Do this: Copy out the data below as written; omit any images.

Supplied records:
______________________________

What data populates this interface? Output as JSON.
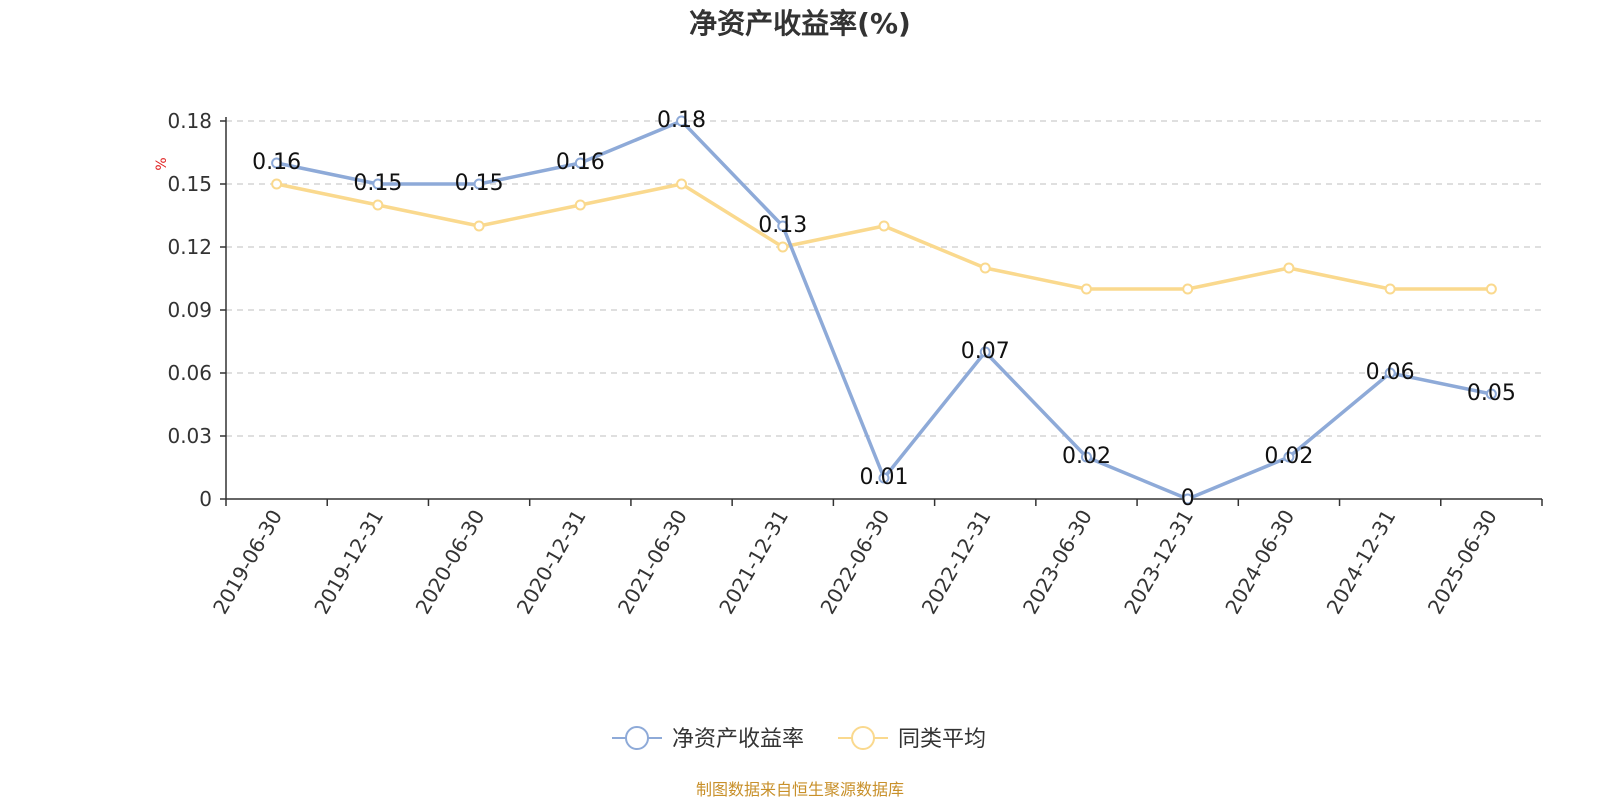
{
  "chart_data": {
    "type": "line",
    "title": "净资产收益率(%)",
    "ylabel": "%",
    "xlabel": "",
    "categories": [
      "2019-06-30",
      "2019-12-31",
      "2020-06-30",
      "2020-12-31",
      "2021-06-30",
      "2021-12-31",
      "2022-06-30",
      "2022-12-31",
      "2023-06-30",
      "2023-12-31",
      "2024-06-30",
      "2024-12-31",
      "2025-06-30"
    ],
    "series": [
      {
        "name": "净资产收益率",
        "color": "#8eaad8",
        "values": [
          0.16,
          0.15,
          0.15,
          0.16,
          0.18,
          0.13,
          0.01,
          0.07,
          0.02,
          0,
          0.02,
          0.06,
          0.05
        ],
        "labels": [
          "0.16",
          "0.15",
          "0.15",
          "0.16",
          "0.18",
          "0.13",
          "0.01",
          "0.07",
          "0.02",
          "0",
          "0.02",
          "0.06",
          "0.05"
        ]
      },
      {
        "name": "同类平均",
        "color": "#fad98e",
        "values": [
          0.15,
          0.14,
          0.13,
          0.14,
          0.15,
          0.12,
          0.13,
          0.11,
          0.1,
          0.1,
          0.11,
          0.1,
          0.1
        ]
      }
    ],
    "yticks": [
      0,
      0.03,
      0.06,
      0.09,
      0.12,
      0.15,
      0.18
    ],
    "ytick_labels": [
      "0",
      "0.03",
      "0.06",
      "0.09",
      "0.12",
      "0.15",
      "0.18"
    ],
    "ylim": [
      0,
      0.18
    ],
    "grid": true,
    "legend_position": "bottom-center"
  },
  "source_note": "制图数据来自恒生聚源数据库"
}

______________________________

Full solution:
What data populates this interface? Output as JSON.
{
  "chart_data": {
    "type": "line",
    "title": "净资产收益率(%)",
    "ylabel": "%",
    "xlabel": "",
    "categories": [
      "2019-06-30",
      "2019-12-31",
      "2020-06-30",
      "2020-12-31",
      "2021-06-30",
      "2021-12-31",
      "2022-06-30",
      "2022-12-31",
      "2023-06-30",
      "2023-12-31",
      "2024-06-30",
      "2024-12-31",
      "2025-06-30"
    ],
    "series": [
      {
        "name": "净资产收益率",
        "color": "#8eaad8",
        "values": [
          0.16,
          0.15,
          0.15,
          0.16,
          0.18,
          0.13,
          0.01,
          0.07,
          0.02,
          0,
          0.02,
          0.06,
          0.05
        ],
        "labels": [
          "0.16",
          "0.15",
          "0.15",
          "0.16",
          "0.18",
          "0.13",
          "0.01",
          "0.07",
          "0.02",
          "0",
          "0.02",
          "0.06",
          "0.05"
        ]
      },
      {
        "name": "同类平均",
        "color": "#fad98e",
        "values": [
          0.15,
          0.14,
          0.13,
          0.14,
          0.15,
          0.12,
          0.13,
          0.11,
          0.1,
          0.1,
          0.11,
          0.1,
          0.1
        ]
      }
    ],
    "yticks": [
      0,
      0.03,
      0.06,
      0.09,
      0.12,
      0.15,
      0.18
    ],
    "ytick_labels": [
      "0",
      "0.03",
      "0.06",
      "0.09",
      "0.12",
      "0.15",
      "0.18"
    ],
    "ylim": [
      0,
      0.18
    ],
    "grid": true,
    "legend_position": "bottom-center"
  },
  "source_note": "制图数据来自恒生聚源数据库"
}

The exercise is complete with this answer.